Collected data entries:
########################################

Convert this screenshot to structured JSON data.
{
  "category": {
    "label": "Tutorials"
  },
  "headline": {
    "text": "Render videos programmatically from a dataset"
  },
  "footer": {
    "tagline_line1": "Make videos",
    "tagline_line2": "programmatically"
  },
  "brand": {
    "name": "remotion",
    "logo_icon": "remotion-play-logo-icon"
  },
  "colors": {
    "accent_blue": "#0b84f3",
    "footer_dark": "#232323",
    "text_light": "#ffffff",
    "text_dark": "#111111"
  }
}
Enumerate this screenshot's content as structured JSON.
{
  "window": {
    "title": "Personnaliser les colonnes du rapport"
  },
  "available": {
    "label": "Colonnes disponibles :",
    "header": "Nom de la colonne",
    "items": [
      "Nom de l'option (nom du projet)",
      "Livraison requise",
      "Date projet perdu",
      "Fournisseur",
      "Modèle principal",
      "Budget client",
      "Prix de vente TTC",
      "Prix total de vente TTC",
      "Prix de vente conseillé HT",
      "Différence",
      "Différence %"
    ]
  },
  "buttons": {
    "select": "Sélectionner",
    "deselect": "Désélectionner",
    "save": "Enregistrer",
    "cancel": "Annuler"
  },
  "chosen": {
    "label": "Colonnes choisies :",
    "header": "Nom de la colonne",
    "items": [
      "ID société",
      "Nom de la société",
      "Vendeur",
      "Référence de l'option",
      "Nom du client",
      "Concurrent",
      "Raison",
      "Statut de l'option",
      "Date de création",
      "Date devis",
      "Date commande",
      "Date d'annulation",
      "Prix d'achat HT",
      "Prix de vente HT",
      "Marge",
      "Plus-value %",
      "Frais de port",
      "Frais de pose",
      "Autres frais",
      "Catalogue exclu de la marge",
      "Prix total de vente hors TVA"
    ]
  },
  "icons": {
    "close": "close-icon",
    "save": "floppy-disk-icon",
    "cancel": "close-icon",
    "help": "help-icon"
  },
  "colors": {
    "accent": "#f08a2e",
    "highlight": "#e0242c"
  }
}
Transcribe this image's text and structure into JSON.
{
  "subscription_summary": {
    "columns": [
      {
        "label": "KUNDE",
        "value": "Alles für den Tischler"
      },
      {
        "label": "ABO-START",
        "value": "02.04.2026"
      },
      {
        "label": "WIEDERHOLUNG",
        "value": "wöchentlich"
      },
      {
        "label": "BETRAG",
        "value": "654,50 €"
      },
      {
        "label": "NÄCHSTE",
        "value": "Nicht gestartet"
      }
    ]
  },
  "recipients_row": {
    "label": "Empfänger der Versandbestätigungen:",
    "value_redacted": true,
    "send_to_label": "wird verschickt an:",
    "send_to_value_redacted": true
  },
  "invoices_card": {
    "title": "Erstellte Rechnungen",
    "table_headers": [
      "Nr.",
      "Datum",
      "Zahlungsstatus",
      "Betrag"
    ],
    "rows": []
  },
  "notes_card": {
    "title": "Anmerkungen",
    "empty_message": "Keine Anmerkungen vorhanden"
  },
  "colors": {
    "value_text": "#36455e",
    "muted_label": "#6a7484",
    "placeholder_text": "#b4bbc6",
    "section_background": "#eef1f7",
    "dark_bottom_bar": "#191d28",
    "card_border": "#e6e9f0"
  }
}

########################################

# [Task to carry out]
Select and copy each line from the data that includes the word "true".

# [Reply to the exercise]
    "value_redacted": true,
    "send_to_value_redacted": true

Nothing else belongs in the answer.